## Challenge
Check every line of the material below for the string "this", and return the ones that have it.

Records about charts and figures:
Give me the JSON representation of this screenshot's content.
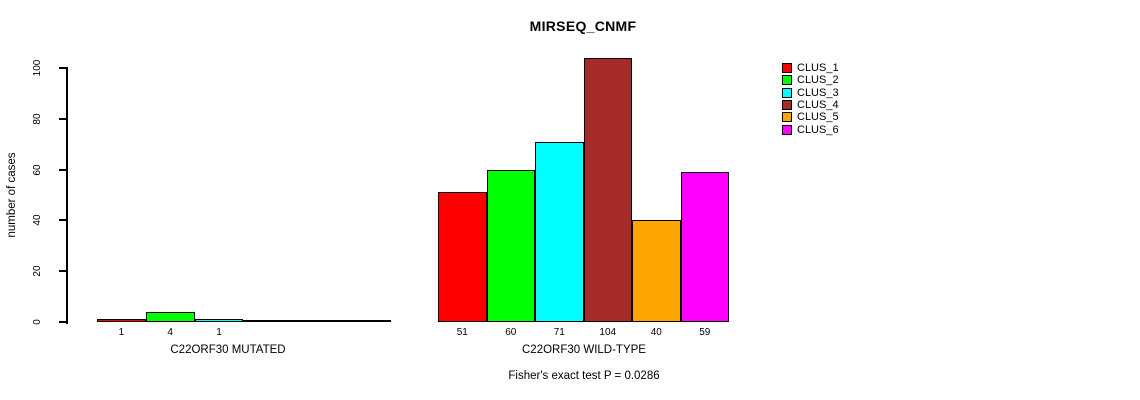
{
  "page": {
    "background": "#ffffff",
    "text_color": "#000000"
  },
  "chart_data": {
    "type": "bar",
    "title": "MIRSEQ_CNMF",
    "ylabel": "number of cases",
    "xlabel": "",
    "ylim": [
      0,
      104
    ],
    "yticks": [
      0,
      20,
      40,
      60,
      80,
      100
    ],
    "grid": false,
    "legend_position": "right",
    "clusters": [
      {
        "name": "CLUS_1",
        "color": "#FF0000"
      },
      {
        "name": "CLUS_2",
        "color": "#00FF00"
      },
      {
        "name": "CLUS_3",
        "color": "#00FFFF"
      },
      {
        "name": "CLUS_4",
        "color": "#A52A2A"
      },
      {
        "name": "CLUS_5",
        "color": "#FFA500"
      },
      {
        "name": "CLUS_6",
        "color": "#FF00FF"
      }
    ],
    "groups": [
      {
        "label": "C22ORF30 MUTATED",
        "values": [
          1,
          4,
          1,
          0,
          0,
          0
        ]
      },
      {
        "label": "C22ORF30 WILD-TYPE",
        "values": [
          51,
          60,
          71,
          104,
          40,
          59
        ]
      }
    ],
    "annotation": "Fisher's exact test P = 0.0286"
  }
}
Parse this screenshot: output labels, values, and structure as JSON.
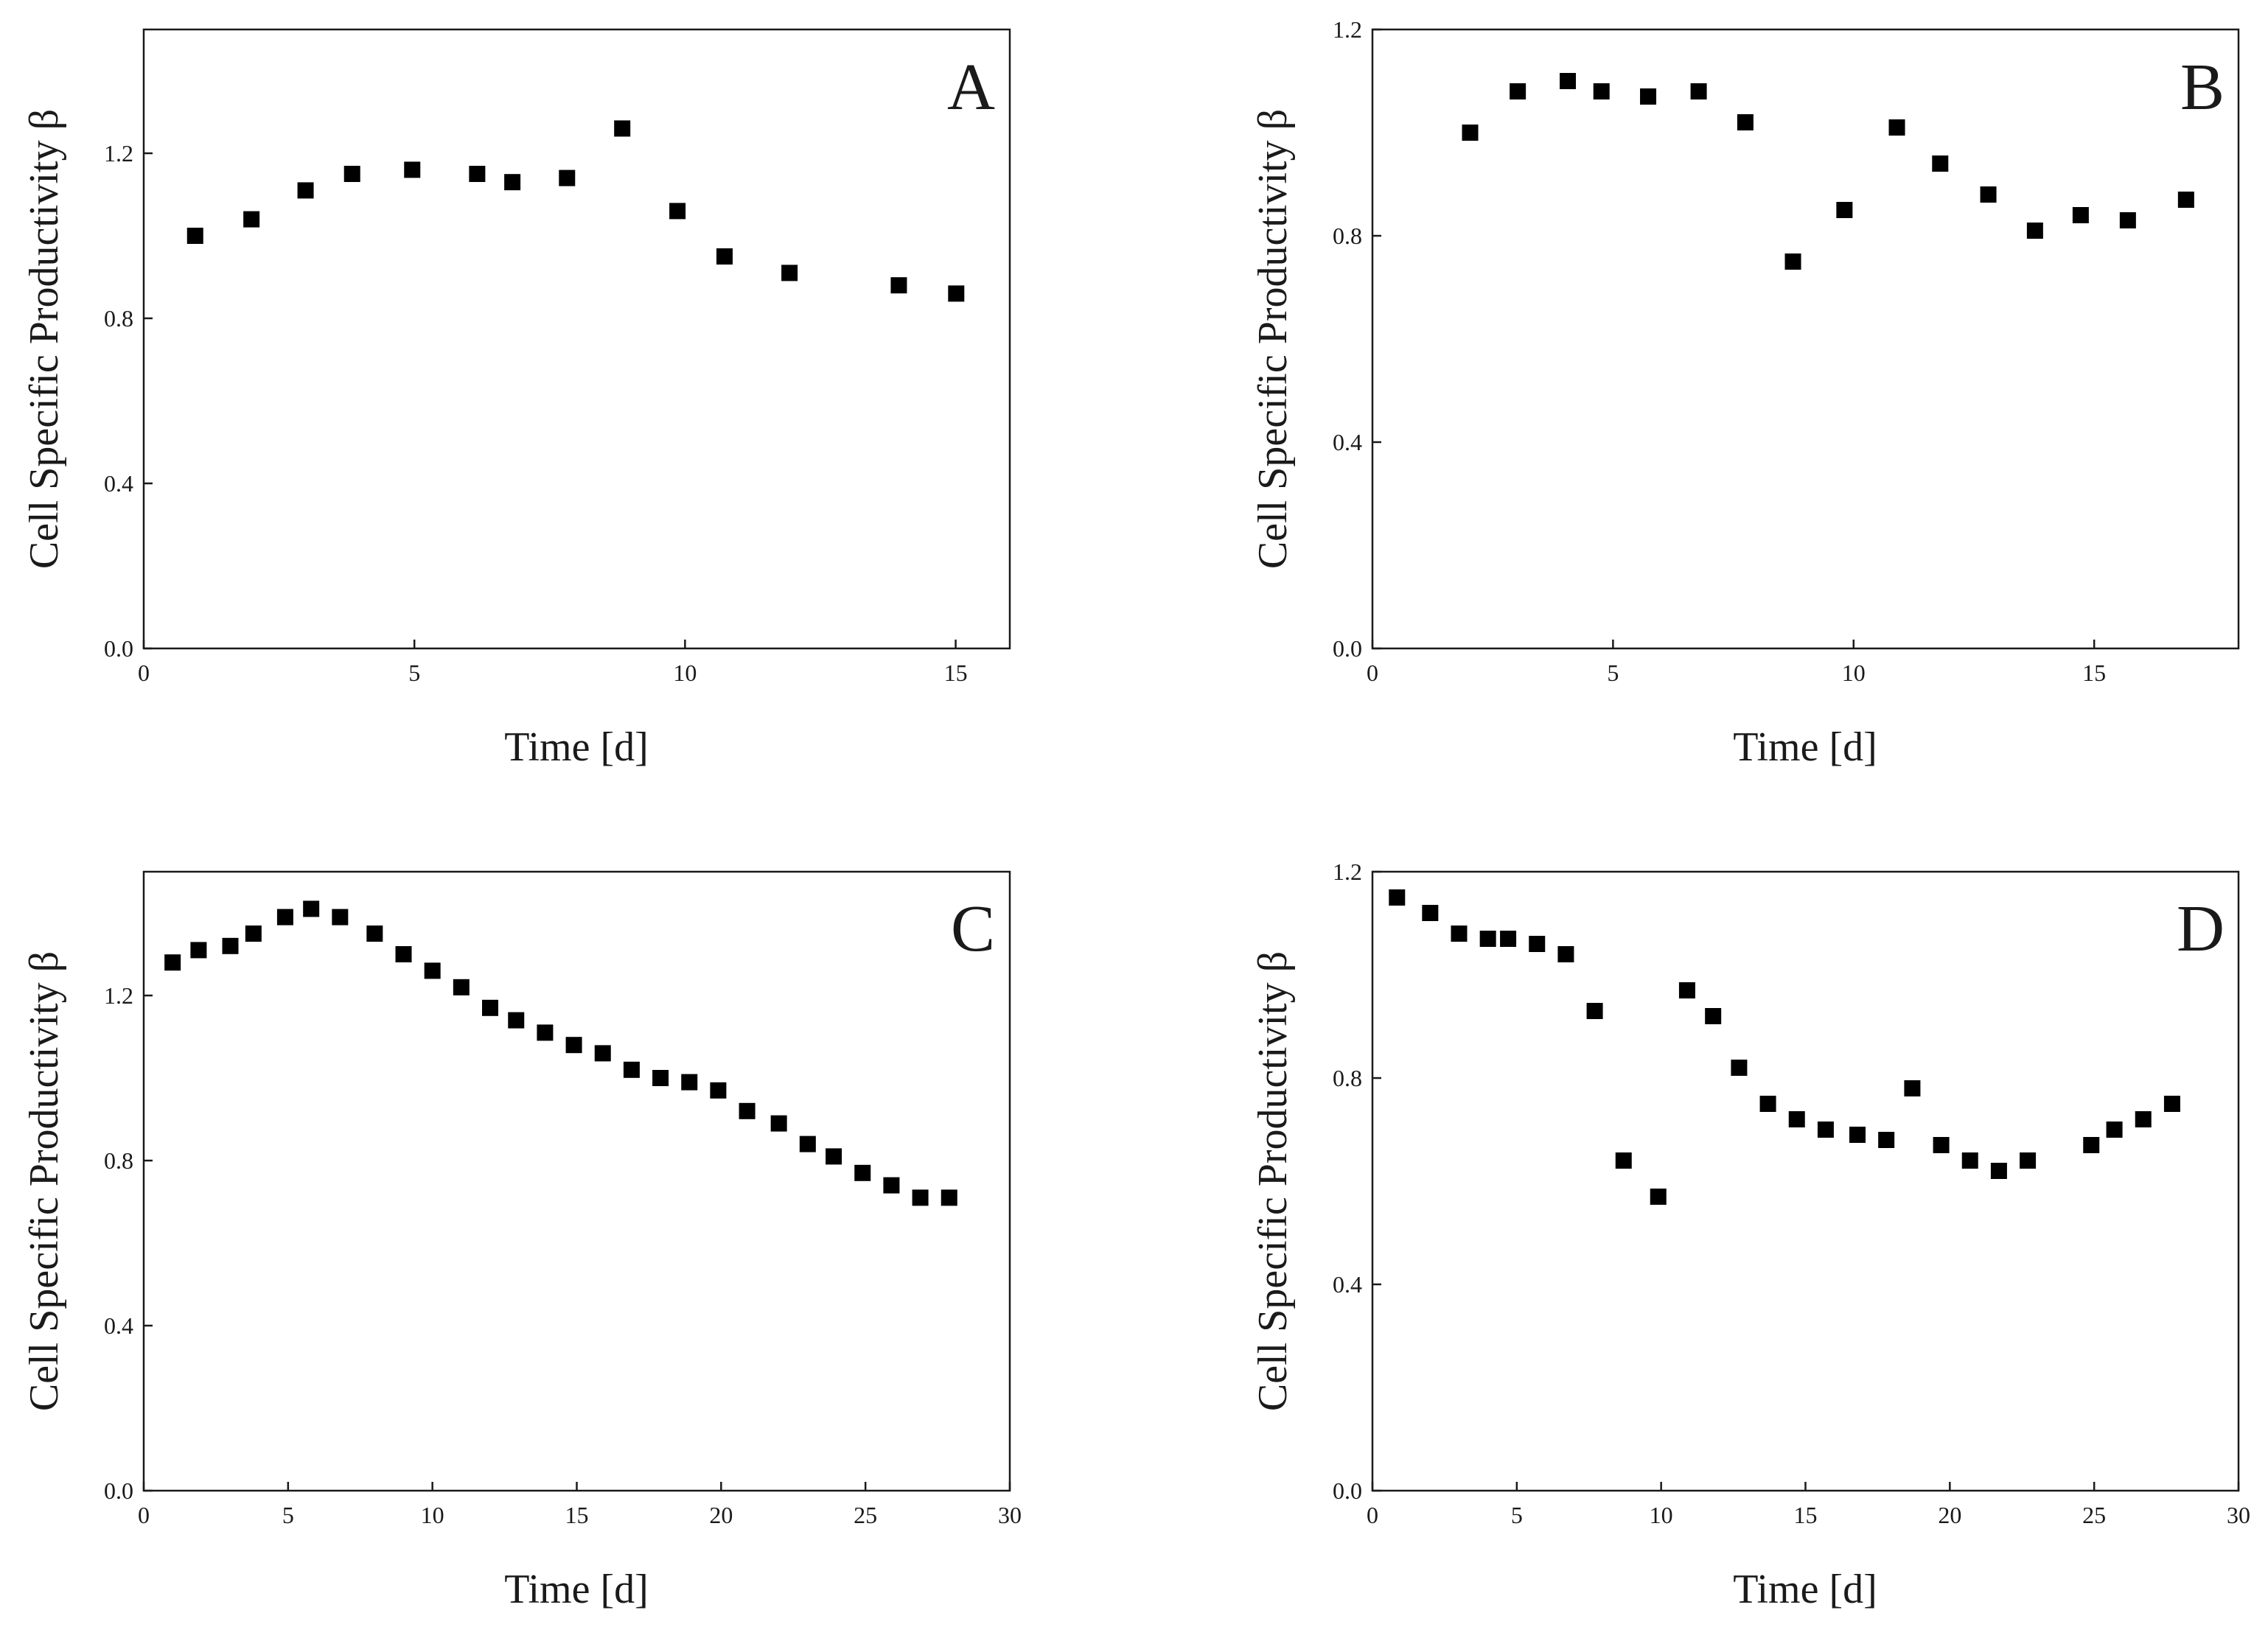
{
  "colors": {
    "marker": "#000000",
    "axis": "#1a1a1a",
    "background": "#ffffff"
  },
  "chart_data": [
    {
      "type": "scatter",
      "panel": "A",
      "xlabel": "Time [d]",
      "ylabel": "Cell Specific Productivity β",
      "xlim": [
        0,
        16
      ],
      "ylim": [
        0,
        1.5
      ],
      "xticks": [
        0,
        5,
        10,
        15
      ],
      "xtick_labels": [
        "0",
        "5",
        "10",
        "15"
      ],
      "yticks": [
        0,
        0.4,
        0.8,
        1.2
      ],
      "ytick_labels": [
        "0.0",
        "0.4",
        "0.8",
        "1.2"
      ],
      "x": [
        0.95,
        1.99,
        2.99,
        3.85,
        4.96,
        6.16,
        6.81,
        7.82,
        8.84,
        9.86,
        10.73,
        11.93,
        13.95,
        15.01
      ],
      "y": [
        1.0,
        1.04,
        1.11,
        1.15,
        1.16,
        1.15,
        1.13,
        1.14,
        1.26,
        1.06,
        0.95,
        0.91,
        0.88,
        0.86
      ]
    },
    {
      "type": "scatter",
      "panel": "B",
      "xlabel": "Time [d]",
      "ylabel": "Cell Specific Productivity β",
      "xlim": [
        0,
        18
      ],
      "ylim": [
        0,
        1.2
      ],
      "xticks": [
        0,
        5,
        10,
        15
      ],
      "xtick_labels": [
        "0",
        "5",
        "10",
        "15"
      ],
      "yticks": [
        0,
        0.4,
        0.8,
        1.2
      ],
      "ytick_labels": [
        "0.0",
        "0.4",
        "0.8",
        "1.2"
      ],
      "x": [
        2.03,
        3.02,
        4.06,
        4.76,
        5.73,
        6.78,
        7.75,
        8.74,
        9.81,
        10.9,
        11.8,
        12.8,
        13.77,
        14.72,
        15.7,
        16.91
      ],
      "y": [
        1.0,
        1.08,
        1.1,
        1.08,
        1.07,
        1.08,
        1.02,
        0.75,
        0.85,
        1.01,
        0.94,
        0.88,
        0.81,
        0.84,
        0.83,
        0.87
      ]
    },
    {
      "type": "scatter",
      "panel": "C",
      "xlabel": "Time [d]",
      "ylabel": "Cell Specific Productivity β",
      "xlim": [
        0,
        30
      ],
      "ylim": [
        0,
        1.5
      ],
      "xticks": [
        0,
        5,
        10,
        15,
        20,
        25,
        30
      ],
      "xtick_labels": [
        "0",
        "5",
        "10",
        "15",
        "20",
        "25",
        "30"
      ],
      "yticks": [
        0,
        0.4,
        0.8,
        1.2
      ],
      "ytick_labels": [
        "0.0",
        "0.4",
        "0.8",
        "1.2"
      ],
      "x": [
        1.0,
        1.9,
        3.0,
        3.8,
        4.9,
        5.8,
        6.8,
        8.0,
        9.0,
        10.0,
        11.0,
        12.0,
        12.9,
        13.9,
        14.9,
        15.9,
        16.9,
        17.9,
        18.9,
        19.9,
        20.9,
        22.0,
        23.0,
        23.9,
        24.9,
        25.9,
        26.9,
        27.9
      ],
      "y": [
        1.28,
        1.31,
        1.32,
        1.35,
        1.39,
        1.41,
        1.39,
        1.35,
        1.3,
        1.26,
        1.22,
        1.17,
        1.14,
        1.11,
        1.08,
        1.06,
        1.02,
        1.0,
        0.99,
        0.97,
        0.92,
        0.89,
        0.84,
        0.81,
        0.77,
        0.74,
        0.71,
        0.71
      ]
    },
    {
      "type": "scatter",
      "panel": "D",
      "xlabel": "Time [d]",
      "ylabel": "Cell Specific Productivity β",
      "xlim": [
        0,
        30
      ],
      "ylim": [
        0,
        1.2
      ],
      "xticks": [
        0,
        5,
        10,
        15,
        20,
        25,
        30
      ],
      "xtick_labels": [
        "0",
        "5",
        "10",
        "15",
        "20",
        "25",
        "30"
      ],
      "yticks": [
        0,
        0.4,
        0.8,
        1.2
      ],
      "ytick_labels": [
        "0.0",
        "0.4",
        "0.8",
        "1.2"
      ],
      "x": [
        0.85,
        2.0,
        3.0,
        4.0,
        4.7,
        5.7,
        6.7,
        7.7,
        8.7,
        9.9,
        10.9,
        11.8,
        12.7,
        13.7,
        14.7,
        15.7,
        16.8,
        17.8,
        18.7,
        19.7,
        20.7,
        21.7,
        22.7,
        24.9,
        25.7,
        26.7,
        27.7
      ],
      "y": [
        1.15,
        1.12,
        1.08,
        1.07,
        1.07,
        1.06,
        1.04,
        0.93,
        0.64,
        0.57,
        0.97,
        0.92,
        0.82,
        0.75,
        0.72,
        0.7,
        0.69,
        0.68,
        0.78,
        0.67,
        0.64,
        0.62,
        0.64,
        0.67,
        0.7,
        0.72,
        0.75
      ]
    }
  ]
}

## Solved exercise
Give me the JSON representation of this screenshot's content.
Parse this screenshot: output labels, values, and structure as JSON.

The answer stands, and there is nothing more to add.